= Your objective =
Look through the material and copy each line holding "JSON".

(Stored items from a collection)
━━━━━━━━━━━━━━━━━━━━━━━━━━━━━━

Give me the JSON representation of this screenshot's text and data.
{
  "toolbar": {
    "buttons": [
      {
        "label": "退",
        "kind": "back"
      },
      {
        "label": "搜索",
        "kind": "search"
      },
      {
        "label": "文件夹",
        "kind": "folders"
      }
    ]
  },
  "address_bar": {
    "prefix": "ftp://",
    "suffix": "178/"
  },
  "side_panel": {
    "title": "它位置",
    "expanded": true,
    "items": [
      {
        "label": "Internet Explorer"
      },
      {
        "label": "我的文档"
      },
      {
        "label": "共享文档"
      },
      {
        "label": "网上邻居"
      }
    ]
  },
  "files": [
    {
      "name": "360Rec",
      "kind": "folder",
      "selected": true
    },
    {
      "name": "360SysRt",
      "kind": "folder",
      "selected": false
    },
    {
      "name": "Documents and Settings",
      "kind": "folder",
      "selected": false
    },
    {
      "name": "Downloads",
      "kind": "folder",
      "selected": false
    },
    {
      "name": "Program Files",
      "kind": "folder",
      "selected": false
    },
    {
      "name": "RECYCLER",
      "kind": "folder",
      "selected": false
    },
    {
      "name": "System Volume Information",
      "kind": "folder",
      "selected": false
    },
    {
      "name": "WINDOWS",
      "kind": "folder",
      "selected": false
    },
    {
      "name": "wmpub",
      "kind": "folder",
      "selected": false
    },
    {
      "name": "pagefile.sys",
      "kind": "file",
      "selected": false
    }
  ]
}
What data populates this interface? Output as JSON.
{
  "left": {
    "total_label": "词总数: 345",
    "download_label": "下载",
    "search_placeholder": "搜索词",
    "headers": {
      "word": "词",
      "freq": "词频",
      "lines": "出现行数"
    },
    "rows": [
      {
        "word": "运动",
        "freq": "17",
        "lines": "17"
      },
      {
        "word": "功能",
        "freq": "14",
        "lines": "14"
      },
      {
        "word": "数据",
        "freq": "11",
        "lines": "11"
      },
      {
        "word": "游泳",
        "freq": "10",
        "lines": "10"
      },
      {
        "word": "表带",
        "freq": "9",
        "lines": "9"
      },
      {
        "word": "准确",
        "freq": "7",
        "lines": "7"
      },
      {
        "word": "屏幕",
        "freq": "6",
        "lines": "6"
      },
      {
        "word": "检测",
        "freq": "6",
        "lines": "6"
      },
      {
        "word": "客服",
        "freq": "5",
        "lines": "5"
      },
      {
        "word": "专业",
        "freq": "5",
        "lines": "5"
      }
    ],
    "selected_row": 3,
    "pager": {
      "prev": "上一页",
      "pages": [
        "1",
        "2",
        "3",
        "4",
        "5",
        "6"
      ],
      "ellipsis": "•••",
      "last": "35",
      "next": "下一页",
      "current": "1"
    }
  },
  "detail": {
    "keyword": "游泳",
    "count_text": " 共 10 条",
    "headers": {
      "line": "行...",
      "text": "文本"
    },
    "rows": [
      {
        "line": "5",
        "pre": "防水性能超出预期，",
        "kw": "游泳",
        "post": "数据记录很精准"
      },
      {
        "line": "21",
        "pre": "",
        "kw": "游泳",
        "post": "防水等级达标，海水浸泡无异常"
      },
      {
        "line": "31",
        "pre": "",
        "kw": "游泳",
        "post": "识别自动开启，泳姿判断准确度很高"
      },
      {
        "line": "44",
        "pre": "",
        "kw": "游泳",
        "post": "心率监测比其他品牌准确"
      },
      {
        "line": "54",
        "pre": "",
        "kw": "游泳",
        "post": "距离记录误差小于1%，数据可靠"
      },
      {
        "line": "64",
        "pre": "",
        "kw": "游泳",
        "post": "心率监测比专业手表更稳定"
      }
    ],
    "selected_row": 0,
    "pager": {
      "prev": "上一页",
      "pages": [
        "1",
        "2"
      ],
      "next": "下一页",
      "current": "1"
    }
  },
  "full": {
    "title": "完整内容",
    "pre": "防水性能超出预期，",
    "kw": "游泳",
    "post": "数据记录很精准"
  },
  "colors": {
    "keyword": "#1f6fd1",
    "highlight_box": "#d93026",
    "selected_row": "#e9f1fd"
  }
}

━━━━━━━━━━━━━━━━━━━━━━━━━━━━━━

= Written solution =
Give me the JSON representation of this screenshot's text and data.
What data populates this interface? Output as JSON.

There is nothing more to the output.